Determine how many lines include the word "label", then give that number and nothing more.
◆ ◆ ◆ ◆ ◆
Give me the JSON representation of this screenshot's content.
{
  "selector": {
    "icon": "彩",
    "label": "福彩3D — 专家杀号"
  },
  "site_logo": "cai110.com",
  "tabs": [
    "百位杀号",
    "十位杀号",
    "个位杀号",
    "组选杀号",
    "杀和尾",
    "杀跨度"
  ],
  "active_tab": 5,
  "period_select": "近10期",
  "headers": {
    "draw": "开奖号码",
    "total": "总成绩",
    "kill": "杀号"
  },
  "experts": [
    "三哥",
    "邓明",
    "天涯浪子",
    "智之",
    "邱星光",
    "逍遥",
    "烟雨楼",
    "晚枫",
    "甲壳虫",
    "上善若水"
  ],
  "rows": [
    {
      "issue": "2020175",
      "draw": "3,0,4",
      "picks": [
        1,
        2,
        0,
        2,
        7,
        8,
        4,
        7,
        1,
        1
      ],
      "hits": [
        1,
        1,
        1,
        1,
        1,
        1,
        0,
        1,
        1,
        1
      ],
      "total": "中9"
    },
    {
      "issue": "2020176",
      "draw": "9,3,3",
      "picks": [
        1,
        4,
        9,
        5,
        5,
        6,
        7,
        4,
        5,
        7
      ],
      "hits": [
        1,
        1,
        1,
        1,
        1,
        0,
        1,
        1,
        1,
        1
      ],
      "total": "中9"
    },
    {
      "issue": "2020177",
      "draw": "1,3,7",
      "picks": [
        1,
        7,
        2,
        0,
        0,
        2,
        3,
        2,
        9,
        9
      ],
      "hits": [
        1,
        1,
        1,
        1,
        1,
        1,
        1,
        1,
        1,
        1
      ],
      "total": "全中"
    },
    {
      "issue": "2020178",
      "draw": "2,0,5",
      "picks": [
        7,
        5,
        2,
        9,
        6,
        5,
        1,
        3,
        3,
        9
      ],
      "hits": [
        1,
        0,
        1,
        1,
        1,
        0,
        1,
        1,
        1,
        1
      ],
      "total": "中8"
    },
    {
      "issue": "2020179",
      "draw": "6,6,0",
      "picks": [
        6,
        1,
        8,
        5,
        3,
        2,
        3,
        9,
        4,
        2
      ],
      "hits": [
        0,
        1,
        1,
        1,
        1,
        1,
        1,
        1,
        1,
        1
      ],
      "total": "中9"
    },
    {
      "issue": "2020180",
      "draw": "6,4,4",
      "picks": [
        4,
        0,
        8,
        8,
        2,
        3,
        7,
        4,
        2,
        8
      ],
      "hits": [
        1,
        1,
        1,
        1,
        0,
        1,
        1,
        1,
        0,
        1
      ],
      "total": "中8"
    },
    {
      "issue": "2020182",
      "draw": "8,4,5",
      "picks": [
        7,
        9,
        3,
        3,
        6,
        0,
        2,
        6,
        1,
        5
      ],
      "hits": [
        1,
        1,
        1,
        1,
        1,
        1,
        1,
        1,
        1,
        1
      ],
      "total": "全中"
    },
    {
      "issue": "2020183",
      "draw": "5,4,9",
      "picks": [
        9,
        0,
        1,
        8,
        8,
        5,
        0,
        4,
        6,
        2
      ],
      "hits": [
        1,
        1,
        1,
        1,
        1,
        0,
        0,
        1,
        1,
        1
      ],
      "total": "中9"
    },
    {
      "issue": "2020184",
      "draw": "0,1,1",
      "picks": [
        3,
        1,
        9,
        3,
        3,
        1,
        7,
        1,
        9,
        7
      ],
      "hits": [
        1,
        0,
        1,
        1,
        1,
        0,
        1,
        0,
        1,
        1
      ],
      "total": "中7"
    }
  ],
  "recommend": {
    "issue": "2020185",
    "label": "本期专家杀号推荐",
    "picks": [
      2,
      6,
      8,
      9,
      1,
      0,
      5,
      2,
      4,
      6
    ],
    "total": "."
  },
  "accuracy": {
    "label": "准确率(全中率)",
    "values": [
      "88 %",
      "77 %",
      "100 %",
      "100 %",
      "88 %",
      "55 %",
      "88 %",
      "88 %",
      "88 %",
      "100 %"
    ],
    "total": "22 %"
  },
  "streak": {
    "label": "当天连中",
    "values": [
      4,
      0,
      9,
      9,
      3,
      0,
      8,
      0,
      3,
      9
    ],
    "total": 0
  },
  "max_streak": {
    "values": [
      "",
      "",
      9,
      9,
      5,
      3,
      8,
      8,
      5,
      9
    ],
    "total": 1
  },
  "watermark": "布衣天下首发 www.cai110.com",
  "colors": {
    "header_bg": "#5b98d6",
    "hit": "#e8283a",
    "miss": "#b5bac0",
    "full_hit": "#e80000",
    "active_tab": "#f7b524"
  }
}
◆ ◆ ◆ ◆ ◆
**Answer to the exercise**
4